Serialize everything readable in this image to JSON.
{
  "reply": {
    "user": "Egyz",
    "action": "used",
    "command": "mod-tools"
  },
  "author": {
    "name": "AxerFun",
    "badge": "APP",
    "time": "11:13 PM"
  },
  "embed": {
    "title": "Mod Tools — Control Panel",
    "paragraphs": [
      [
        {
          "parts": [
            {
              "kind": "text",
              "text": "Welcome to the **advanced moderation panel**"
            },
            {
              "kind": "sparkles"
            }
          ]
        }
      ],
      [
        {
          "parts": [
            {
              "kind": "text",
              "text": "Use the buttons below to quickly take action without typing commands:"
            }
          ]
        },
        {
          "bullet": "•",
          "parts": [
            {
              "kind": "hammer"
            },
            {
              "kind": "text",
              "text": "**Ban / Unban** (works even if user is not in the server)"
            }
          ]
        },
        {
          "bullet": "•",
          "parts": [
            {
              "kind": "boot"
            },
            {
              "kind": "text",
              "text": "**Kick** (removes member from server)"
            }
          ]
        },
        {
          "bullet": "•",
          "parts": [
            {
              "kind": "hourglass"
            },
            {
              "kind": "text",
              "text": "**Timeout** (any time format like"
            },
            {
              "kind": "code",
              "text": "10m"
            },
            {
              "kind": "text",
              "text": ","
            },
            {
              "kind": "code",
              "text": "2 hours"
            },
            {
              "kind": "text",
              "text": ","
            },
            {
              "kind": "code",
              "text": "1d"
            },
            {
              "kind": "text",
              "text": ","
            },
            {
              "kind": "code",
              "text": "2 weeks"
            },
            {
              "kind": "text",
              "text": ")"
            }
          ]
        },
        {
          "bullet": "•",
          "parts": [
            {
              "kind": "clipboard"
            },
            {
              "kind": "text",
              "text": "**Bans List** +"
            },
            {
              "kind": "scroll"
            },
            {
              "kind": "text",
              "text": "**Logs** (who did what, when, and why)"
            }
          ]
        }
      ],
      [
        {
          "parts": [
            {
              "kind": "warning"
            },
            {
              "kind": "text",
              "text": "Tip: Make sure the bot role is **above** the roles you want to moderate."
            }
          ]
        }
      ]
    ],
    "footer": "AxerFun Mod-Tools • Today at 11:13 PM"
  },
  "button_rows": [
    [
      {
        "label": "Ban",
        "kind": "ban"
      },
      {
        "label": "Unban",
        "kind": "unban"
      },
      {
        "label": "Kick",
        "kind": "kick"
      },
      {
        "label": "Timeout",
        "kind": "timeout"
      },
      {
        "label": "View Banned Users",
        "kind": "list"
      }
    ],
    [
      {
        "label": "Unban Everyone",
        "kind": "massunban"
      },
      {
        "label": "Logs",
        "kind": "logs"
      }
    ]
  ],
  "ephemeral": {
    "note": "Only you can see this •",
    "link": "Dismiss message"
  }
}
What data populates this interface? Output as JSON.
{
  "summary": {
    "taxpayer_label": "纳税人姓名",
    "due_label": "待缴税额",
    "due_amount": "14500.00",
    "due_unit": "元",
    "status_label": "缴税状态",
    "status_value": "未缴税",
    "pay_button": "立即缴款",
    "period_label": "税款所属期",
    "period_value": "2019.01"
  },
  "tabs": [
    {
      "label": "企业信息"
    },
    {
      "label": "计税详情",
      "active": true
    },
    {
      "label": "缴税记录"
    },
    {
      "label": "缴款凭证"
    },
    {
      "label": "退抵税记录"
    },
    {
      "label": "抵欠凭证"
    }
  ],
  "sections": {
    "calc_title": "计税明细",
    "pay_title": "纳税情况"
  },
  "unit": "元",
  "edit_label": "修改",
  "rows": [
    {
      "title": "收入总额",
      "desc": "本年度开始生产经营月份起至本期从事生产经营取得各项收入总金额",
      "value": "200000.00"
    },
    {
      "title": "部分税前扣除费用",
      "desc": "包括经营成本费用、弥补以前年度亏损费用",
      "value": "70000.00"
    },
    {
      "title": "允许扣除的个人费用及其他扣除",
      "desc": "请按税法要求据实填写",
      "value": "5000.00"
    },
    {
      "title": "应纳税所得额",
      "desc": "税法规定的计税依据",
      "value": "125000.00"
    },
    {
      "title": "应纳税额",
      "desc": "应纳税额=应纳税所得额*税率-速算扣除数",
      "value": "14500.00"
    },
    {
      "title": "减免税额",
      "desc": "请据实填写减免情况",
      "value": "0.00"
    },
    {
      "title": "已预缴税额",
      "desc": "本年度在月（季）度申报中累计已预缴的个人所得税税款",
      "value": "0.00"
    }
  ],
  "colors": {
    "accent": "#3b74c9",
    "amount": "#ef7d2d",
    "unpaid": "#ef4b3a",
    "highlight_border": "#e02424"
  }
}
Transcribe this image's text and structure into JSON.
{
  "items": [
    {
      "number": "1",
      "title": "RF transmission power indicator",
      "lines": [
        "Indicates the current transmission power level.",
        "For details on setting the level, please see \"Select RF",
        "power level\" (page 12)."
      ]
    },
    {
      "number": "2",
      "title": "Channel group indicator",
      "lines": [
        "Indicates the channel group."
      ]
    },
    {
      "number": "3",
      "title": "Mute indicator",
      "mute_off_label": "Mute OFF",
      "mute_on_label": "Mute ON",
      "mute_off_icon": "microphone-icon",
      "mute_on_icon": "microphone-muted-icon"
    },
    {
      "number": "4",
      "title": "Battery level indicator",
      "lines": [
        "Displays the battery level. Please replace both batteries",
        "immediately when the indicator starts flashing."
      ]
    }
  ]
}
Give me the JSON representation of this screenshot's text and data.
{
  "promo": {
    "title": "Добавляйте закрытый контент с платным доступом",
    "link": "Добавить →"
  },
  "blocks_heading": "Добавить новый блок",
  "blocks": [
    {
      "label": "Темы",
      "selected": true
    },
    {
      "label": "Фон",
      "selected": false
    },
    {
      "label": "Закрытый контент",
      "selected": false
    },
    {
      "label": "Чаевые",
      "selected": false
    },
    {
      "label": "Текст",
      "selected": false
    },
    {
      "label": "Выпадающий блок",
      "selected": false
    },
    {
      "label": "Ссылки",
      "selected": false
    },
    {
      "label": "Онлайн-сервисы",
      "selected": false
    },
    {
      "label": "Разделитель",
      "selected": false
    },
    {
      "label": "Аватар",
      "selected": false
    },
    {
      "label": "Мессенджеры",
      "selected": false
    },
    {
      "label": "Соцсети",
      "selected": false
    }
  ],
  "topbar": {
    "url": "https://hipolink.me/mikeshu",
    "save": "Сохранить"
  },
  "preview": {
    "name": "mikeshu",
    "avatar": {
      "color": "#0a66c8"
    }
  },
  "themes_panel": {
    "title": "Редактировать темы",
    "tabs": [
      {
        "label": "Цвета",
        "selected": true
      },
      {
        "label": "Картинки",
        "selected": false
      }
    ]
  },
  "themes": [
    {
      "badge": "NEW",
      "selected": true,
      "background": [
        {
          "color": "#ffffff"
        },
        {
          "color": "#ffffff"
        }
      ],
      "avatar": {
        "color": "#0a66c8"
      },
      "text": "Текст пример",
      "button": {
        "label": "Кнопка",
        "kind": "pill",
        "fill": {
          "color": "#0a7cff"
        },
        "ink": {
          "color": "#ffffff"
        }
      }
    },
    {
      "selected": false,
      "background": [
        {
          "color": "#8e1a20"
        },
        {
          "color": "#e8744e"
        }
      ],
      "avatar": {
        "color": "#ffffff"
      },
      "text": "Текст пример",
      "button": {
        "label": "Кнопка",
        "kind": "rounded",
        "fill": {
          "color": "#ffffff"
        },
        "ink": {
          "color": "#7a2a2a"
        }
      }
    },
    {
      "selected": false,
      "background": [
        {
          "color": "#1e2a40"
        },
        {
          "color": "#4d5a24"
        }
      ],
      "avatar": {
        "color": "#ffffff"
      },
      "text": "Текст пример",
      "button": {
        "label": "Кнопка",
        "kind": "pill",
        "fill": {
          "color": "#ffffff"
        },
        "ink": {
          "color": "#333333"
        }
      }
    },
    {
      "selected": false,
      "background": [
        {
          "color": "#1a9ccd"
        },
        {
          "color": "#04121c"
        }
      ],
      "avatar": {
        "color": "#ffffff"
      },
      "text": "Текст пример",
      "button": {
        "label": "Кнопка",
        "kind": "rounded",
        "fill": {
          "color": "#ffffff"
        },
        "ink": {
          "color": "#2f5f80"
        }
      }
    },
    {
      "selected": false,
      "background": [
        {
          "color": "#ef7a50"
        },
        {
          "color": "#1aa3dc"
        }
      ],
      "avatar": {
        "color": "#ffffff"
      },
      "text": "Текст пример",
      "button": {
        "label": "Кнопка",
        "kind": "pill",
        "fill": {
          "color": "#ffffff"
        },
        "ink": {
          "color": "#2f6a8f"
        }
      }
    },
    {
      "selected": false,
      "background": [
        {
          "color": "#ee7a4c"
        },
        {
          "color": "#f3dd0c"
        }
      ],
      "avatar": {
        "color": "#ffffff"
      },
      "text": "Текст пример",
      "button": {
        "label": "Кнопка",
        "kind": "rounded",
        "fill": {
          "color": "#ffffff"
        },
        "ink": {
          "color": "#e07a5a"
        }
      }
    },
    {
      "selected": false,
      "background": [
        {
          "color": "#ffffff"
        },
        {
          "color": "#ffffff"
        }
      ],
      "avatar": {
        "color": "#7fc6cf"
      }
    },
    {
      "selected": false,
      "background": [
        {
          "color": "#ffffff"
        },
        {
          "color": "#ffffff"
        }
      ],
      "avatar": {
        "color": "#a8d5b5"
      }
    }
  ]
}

> Brief
Say how many lines include the word "Добавить"; reply with the number alone.

> Written reply
2